## Challenge
Without the pictures, print each of the records below exactly as it appears.
start
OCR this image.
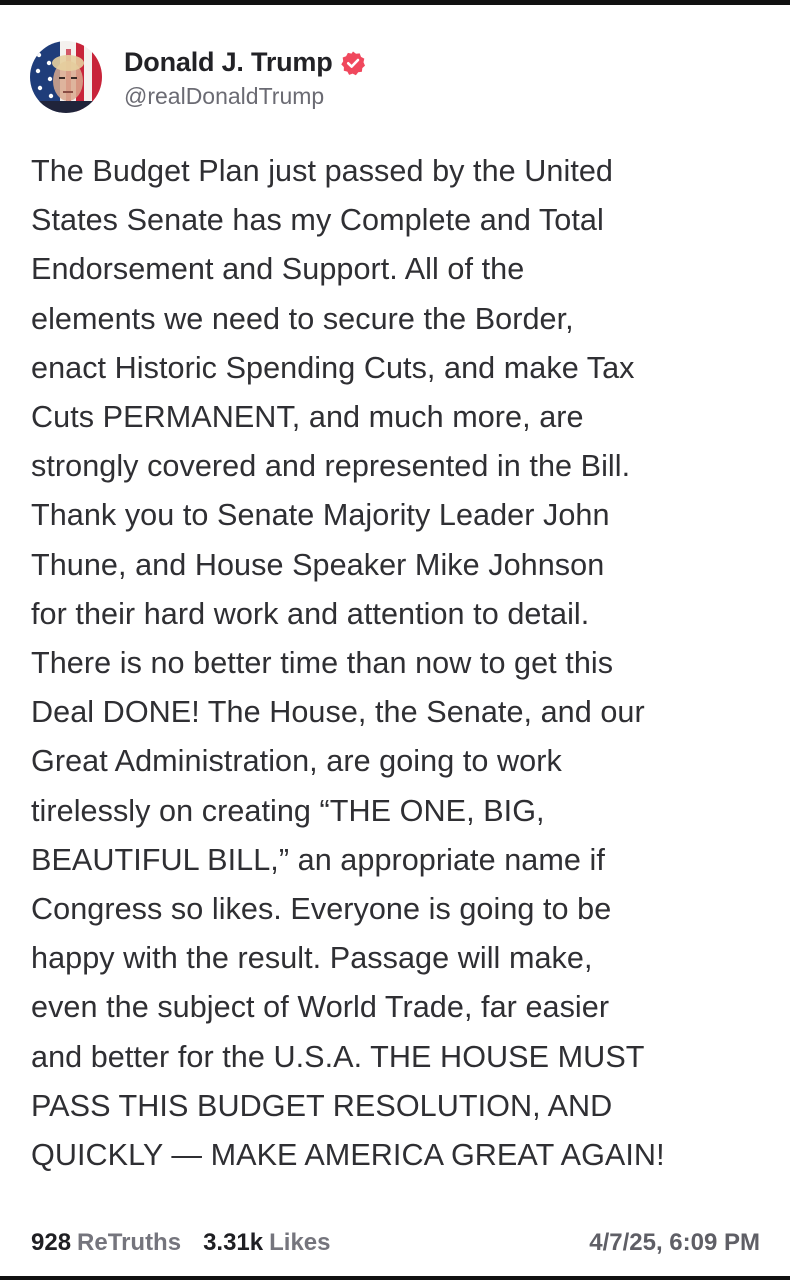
Donald J. Trump
@realDonaldTrump
The Budget Plan just passed by the United
States Senate has my Complete and Total
Endorsement and Support. All of the
elements we need to secure the Border,
enact Historic Spending Cuts, and make Tax
Cuts PERMANENT, and much more, are
strongly covered and represented in the Bill.
Thank you to Senate Majority Leader John
Thune, and House Speaker Mike Johnson
for their hard work and attention to detail.
There is no better time than now to get this
Deal DONE! The House, the Senate, and our
Great Administration, are going to work
tirelessly on creating “THE ONE, BIG,
BEAUTIFUL BILL,” an appropriate name if
Congress so likes. Everyone is going to be
happy with the result. Passage will make,
even the subject of World Trade, far easier
and better for the U.S.A. THE HOUSE MUST
PASS THIS BUDGET RESOLUTION, AND
QUICKLY — MAKE AMERICA GREAT AGAIN!
928 ReTruths 3.31k Likes	4/7/25, 6:09 PM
end
## Completed task
OCR this image.
Donald J. Trump
@realDonaldTrump
The Budget Plan just passed by the United
States Senate has my Complete and Total
Endorsement and Support. All of the
elements we need to secure the Border,
enact Historic Spending Cuts, and make Tax
Cuts PERMANENT, and much more, are
strongly covered and represented in the Bill.
Thank you to Senate Majority Leader John
Thune, and House Speaker Mike Johnson
for their hard work and attention to detail.
There is no better time than now to get this
Deal DONE! The House, the Senate, and our
Great Administration, are going to work
tirelessly on creating “THE ONE, BIG,
BEAUTIFUL BILL,” an appropriate name if
Congress so likes. Everyone is going to be
happy with the result. Passage will make,
even the subject of World Trade, far easier
and better for the U.S.A. THE HOUSE MUST
PASS THIS BUDGET RESOLUTION, AND
QUICKLY — MAKE AMERICA GREAT AGAIN!
928 ReTruths 3.31k Likes	4/7/25, 6:09 PM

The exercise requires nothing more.